→ **WRITTEN TASK**:
Every line with the word "pública" in it should be extracted from the data that follows.

→ **DATA SECTION**:
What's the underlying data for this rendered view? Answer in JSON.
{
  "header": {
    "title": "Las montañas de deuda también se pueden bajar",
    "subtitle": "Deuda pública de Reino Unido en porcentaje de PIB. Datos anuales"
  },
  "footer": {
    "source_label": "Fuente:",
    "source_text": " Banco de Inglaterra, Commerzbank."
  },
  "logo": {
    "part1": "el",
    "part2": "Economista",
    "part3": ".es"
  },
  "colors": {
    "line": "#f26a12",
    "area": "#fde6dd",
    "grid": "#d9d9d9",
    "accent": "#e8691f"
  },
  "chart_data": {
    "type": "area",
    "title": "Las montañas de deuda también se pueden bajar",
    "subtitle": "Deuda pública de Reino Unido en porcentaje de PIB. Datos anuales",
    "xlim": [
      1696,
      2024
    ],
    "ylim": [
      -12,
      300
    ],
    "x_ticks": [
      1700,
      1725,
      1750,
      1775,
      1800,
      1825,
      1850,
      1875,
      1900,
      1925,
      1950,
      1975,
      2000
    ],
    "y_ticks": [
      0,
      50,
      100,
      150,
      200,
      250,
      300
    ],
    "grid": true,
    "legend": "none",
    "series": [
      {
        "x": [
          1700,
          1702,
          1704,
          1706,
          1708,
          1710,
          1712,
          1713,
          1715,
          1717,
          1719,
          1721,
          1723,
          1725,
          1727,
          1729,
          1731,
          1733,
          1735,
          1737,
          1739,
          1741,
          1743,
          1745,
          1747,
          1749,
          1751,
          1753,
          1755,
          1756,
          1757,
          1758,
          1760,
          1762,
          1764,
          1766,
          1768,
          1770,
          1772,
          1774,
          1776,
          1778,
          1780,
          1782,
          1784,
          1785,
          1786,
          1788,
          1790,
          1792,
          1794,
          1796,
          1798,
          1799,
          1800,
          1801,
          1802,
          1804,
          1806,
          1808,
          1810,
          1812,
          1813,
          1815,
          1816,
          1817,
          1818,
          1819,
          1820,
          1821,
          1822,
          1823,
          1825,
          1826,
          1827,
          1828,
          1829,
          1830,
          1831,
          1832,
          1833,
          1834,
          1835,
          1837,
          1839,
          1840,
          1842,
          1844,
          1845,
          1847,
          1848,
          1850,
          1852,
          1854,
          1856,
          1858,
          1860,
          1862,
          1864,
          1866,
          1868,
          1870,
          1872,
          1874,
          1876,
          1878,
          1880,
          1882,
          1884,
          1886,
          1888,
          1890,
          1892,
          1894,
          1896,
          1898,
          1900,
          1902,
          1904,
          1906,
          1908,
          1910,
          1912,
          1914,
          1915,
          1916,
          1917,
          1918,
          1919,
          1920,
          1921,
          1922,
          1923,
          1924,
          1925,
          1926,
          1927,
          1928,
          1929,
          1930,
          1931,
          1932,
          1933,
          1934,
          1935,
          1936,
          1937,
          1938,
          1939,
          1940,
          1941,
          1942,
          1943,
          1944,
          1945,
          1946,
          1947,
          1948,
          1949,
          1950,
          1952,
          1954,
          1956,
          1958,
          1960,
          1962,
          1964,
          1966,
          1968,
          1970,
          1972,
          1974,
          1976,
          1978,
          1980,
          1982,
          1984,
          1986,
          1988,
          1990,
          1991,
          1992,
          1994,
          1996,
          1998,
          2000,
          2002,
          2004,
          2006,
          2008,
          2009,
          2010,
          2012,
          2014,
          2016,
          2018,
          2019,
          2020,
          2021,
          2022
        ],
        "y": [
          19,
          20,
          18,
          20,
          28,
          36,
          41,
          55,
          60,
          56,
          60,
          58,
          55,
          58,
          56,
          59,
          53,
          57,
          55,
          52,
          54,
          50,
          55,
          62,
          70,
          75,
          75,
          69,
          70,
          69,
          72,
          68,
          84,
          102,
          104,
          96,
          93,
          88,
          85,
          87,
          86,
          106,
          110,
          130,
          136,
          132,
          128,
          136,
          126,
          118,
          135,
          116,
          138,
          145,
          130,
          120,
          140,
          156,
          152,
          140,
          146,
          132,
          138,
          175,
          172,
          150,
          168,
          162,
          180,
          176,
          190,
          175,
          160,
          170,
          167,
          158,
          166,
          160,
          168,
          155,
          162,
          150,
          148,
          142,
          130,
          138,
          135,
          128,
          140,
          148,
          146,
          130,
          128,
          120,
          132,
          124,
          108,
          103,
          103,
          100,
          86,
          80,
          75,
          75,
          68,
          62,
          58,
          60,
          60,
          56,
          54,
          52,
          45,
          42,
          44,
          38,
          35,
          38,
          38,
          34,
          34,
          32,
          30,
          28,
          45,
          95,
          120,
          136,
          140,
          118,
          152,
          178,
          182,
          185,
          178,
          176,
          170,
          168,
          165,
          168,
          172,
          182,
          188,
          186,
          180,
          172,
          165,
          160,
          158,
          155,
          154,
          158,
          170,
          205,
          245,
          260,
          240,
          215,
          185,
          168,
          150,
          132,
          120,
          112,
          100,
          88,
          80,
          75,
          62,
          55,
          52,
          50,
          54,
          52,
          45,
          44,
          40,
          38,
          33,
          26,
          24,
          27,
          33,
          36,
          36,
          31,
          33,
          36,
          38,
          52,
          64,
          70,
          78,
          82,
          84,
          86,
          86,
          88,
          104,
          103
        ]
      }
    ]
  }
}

→ **OUTPUT**:
    "subtitle": "Deuda pública de Reino Unido en porcentaje de PIB. Datos anuales"
    "subtitle": "Deuda pública de Reino Unido en porcentaje de PIB. Datos anuales",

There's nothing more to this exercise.